- _Exercise objective_
Only lines holding the word "title" should be copied from the material.

- _Dataset excerpts_
◆ ◆ ◆ ◆ ◆

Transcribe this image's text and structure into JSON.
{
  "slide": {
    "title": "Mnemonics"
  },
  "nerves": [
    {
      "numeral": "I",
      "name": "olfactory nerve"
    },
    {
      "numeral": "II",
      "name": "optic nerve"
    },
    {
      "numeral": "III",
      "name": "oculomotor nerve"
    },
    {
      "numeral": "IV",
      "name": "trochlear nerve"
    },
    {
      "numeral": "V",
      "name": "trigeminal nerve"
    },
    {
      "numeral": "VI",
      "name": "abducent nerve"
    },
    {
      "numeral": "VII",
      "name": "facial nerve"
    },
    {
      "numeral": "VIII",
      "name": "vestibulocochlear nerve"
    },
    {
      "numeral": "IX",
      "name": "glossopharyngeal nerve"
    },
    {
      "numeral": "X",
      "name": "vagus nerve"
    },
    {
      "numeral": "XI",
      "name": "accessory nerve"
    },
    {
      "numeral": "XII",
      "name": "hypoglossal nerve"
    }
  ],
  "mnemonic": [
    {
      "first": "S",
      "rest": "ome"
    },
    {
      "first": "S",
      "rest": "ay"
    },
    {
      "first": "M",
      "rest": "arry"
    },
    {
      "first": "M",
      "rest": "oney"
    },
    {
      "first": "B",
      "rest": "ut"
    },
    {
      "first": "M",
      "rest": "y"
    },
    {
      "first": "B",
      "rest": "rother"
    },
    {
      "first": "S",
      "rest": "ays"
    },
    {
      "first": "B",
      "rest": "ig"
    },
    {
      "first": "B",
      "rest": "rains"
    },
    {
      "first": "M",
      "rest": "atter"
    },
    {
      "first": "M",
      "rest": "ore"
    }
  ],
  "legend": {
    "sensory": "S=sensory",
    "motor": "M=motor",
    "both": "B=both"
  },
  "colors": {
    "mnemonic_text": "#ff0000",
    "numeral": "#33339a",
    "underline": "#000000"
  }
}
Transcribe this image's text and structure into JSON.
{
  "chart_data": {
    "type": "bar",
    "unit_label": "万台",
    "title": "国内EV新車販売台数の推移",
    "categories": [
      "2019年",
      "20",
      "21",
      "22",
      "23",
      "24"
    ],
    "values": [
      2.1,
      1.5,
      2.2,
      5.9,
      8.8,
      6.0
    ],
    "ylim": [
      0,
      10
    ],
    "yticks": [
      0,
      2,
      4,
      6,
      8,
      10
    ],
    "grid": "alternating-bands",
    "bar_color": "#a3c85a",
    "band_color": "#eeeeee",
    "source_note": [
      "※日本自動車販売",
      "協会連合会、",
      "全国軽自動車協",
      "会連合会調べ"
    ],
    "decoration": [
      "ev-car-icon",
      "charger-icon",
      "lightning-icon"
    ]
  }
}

◆ ◆ ◆ ◆ ◆

- _Exercise solution_
    "title": "Mnemonics"
    "title": "国内EV新車販売台数の推移",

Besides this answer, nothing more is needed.